§ Job
Sort through the data and copy the lines holding the word "document".

Saved data entries
------

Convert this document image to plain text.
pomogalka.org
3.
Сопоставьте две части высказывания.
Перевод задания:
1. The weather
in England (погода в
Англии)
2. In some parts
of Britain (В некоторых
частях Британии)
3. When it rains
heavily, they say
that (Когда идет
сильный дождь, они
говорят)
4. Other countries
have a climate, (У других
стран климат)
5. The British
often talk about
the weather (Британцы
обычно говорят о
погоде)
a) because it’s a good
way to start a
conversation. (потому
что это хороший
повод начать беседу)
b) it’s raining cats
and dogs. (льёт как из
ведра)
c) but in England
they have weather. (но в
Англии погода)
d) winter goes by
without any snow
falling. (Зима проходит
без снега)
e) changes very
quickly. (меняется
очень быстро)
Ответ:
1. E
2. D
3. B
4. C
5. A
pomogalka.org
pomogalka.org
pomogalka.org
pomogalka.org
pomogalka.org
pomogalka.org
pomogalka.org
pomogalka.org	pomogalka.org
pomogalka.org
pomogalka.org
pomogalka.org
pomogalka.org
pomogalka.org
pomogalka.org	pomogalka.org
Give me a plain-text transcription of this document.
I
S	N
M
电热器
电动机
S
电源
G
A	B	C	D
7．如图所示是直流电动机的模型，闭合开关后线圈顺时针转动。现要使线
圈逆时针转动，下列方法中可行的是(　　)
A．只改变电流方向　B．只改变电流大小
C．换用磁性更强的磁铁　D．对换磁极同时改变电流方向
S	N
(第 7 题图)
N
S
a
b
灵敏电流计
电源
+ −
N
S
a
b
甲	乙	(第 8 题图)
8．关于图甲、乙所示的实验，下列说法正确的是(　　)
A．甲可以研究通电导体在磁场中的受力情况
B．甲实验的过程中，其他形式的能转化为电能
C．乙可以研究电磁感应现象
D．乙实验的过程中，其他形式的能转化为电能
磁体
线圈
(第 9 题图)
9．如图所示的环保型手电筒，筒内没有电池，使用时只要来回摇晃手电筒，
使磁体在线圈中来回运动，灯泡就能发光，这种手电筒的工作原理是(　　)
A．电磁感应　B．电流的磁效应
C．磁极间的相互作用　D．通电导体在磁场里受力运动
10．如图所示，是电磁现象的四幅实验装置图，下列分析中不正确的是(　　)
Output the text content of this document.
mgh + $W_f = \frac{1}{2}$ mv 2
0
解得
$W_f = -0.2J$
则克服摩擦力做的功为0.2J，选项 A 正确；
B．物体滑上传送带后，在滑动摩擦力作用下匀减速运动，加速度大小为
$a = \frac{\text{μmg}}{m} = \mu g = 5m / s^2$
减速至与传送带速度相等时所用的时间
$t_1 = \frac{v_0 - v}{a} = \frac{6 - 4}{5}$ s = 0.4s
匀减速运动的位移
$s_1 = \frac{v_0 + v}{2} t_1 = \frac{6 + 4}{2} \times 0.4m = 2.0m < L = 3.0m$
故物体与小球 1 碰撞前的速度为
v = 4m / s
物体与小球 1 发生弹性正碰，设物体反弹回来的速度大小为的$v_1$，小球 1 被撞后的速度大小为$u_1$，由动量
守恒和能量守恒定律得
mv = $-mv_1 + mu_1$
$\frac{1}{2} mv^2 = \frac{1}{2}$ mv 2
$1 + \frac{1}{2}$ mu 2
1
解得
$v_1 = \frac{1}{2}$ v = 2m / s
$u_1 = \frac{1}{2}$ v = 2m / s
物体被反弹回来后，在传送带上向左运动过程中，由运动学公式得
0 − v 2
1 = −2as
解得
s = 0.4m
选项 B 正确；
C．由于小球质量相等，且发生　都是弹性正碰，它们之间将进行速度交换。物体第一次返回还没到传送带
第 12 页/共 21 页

------

§ Output for this exercise
Convert this document image to plain text.
Give me a plain-text transcription of this document.
Output the text content of this document.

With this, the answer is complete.